(Collection entries)
-=-=-

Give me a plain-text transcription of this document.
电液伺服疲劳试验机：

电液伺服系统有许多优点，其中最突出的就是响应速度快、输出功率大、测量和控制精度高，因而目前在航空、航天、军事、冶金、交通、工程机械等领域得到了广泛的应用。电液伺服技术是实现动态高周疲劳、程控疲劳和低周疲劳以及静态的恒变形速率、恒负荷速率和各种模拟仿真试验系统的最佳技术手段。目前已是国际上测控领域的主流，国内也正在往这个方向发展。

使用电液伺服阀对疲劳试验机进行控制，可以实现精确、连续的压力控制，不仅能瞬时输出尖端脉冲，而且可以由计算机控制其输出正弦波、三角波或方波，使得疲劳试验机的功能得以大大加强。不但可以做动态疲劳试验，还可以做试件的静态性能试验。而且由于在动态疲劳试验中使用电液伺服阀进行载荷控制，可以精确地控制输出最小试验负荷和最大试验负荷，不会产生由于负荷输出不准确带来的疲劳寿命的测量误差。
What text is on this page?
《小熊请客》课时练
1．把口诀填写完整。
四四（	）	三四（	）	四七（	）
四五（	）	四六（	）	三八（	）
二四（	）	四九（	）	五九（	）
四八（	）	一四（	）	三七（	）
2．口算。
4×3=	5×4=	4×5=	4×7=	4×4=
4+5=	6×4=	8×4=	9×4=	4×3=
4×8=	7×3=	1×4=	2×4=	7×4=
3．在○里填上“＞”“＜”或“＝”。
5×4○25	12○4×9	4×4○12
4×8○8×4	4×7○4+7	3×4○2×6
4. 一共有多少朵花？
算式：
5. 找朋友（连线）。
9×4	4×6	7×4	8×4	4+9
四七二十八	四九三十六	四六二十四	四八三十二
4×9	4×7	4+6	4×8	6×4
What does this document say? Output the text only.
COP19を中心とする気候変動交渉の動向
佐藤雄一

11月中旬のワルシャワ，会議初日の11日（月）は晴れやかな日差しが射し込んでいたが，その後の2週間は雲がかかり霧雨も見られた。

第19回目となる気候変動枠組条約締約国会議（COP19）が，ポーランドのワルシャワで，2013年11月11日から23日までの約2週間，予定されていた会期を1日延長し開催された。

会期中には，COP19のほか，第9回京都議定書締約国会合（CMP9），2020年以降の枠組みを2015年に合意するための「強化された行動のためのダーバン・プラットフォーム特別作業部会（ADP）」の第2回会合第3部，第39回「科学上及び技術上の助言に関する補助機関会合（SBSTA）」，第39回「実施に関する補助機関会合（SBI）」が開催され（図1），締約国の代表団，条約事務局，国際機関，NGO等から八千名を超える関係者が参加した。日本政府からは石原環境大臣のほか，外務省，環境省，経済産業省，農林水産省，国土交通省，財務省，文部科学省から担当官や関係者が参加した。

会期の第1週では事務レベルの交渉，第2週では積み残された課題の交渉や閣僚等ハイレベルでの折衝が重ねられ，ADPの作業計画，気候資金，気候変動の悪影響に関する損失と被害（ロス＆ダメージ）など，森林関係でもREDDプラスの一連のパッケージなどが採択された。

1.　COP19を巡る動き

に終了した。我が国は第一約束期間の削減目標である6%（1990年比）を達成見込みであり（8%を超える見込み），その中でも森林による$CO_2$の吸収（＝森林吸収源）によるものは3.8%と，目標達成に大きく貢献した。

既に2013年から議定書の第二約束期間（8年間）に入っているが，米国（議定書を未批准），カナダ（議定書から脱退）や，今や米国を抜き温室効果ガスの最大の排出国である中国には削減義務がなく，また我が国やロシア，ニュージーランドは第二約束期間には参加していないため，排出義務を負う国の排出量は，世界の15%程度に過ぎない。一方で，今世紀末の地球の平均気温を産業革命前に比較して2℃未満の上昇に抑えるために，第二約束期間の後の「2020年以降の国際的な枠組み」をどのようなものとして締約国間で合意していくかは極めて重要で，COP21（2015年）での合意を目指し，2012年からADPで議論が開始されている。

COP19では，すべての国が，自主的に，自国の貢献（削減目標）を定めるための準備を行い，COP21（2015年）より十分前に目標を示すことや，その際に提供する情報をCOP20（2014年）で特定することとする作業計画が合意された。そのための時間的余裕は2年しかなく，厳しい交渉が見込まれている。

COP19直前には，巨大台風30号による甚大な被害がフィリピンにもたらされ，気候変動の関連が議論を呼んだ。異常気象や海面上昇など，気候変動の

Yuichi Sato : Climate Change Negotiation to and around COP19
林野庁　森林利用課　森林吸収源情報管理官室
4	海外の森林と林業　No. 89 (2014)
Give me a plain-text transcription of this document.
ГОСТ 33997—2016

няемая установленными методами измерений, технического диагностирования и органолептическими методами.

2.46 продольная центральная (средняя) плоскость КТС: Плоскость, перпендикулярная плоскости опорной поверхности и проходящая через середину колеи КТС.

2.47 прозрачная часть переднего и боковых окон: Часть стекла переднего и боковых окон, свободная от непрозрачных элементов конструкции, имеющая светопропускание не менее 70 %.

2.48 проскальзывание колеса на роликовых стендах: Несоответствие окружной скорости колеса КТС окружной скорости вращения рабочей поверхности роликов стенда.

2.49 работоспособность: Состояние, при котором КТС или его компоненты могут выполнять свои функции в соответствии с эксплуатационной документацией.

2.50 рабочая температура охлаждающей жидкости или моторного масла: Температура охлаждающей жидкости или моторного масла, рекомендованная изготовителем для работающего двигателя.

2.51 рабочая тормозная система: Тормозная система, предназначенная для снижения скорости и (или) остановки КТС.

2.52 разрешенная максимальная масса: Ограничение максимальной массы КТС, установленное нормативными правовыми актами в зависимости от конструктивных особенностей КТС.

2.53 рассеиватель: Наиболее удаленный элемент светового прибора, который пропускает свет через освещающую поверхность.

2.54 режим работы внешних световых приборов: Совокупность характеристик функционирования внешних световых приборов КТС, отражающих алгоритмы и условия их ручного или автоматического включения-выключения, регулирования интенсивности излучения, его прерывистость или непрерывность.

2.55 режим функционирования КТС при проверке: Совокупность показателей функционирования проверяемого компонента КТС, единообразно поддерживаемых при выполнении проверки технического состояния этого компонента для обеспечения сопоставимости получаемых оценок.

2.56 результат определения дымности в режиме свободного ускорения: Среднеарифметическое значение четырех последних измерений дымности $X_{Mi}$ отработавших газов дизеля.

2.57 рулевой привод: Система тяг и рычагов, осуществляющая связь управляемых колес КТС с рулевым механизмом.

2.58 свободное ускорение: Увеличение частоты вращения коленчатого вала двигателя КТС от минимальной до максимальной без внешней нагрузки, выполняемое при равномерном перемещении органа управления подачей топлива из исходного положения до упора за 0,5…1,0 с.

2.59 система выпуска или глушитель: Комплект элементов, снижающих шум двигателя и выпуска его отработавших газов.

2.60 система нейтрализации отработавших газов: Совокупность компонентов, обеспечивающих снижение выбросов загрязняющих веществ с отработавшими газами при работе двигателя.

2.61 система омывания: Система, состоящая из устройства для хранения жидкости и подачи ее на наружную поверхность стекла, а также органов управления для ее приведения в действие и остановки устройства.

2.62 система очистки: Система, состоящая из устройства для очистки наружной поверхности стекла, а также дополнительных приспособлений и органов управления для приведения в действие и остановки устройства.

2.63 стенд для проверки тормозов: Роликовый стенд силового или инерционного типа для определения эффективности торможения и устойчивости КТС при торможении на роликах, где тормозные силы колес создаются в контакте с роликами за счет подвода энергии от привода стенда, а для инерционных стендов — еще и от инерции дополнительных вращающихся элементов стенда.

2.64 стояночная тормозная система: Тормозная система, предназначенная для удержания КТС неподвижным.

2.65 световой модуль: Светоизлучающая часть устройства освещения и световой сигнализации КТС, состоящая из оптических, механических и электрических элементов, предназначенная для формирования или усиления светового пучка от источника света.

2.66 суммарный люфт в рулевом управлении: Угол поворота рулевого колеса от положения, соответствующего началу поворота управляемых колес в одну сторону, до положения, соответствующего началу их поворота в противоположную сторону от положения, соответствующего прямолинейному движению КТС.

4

-=-=-

• Objective:
Each line in the listing above that contains "предназначенная" should be copied.

• Final result:
2.51 рабочая тормозная система: Тормозная система, предназначенная для снижения скорости и (или) остановки КТС.
2.64 стояночная тормозная система: Тормозная система, предназначенная для удержания КТС неподвижным.
2.65 световой модуль: Светоизлучающая часть устройства освещения и световой сигнализации КТС, состоящая из оптических, механических и электрических элементов, предназначенная для формирования или усиления светового пучка от источника света.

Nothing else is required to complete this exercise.